### KUTIPAN SUMBER
2)   Liberalisme Direktif
Aliran ini menginginkan perubahan yang mendasar dalam hal tujuan sekaligus dalam hal cara kerja sekolah-sekolah sebagaimana adanya. Penganut aliran ini menganggap wajib belajar adalah perlu dan memilih untuk mempertahankan beberapa keperluan dasar serta mengajukan penetapan tentang isi pelajaran yang akan diberikan kepada siswa. Di sisi lain mereka bersikap bahwa cara tradisional (baik sasaran, isi, dan metode) memerlukan perombakan secara radikal dari orientasi awal yakni cara otoritarian tradisional ke arah yang lebih tepat yaitu mengajar setiap anak untuk berpikir secara efektif bagi dirinya sendiri.
3)   Liberalisme Non Direktif
Kaum liberalisme non direktif akan sepakat terhadap pandangan bahwa tujuan dan cara pelaksanaan pendidikan perlu diarahkan pada pendidikan yang mengajar siswa untuk memecahkan masalah-masalahnya secara efektif. Namun mereka ingin mengurangi seluruh batasan dengan cara melenyapkan hal-hal seperti wajib belajar dan pengajaran mata pelajaran wajib, kemudian mengganti wewenang lembaga dengan kebebasan para siswa untuk memilih apakah mereka ingin belajar atau tidak, apa yang ingin dipelajari dan memberi mereka kebebasan untuk memilih pengalaman-pengalaman pendidikan apapun yang mereka anggap paling relevan dengan kebutuhan-kebutuhan personil mereka. Dengan kata lain siswa sendirilah yang menentukan apakah mereka ingin belajar sesuatu atau tidak menetapkan kapan, di mana, dan sejauh mana mereka ingin belajar.

### TUJUAN LATIHAN
**a)** Tuliskan kembali bagian kutipan tentang aliran liberalisme dari "3)   Liberalisme Non" sampai "mereka ingin belajar.", kedua ujungnya ikut disertakan.
**b)** Tentukan apakah setiap pernyataan berikut sesuai dengan kutipan tentang aliran liberalisme, lalu jawab ya atau tidak beserta kata-kata penentunya yang dikutip persis dari kutipan itu. (i) Penganut liberalisme direktif menganggap wajib belajar perlu. (ii) Kaum liberalisme non direktif ingin mempertahankan pengajaran mata pelajaran wajib. (iii) Menurut liberalisme non direktif, siswa sendiri yang menentukan apakah mereka ingin belajar sesuatu.

### CUPLIKAN DATA
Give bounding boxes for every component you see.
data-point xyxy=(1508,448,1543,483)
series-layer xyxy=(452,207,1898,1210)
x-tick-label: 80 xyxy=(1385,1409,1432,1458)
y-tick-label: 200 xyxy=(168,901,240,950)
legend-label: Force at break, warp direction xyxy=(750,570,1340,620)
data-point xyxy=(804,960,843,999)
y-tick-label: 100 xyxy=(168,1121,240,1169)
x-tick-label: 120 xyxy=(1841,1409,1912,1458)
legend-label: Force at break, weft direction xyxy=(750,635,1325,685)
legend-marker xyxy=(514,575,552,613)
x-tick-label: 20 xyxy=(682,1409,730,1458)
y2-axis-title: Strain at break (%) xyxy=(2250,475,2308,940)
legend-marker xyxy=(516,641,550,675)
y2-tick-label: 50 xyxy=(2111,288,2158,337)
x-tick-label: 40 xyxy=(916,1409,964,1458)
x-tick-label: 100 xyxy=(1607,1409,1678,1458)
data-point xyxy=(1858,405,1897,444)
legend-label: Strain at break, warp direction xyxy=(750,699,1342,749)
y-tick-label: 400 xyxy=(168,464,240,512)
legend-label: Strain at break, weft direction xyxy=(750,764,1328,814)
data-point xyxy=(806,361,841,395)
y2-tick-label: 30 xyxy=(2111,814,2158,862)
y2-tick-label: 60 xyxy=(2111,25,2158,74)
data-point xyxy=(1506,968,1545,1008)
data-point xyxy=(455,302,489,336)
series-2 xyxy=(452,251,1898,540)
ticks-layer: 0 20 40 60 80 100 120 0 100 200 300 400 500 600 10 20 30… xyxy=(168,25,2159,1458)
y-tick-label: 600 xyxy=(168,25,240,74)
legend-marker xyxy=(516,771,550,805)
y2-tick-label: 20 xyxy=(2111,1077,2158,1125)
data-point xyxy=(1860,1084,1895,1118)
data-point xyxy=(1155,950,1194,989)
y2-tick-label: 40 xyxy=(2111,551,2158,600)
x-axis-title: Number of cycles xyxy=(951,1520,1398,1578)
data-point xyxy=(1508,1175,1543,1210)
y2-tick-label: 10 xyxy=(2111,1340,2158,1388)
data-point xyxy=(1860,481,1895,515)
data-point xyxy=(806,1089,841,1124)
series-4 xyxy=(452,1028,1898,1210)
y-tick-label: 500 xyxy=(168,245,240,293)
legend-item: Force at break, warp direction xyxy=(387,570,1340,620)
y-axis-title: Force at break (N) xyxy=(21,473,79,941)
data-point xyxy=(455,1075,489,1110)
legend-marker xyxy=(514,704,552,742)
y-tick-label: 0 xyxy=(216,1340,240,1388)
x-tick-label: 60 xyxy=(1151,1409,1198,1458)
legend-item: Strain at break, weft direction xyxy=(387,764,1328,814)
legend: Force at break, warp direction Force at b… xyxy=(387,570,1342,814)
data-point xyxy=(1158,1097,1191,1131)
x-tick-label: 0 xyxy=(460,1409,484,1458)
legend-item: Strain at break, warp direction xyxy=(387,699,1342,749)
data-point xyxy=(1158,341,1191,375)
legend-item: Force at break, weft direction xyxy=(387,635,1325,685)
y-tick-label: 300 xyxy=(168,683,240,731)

### HASIL LATIHAN
**a)**
3)   Liberalisme Non Direktif
Kaum liberalisme non direktif akan sepakat terhadap pandangan bahwa tujuan dan cara pelaksanaan pendidikan perlu diarahkan pada pendidikan yang mengajar siswa untuk memecahkan masalah-masalahnya secara efektif. Namun mereka ingin mengurangi seluruh batasan dengan cara melenyapkan hal-hal seperti wajib belajar dan pengajaran mata pelajaran wajib, kemudian mengganti wewenang lembaga dengan kebebasan para siswa untuk memilih apakah mereka ingin belajar atau tidak, apa yang ingin dipelajari dan memberi mereka kebebasan untuk memilih pengalaman-pengalaman pendidikan apapun yang mereka anggap paling relevan dengan kebutuhan-kebutuhan personil mereka. Dengan kata lain siswa sendirilah yang menentukan apakah mereka ingin belajar sesuatu atau tidak menetapkan kapan, di mana, dan sejauh mana mereka ingin belajar.

**b)**
(i) Ya: "Penganut aliran ini menganggap wajib belajar adalah perlu"
(ii) Tidak: "melenyapkan hal-hal seperti wajib belajar dan pengajaran mata pelajaran wajib"
(iii) Ya: "siswa sendirilah yang menentukan apakah mereka ingin belajar sesuatu atau tidak"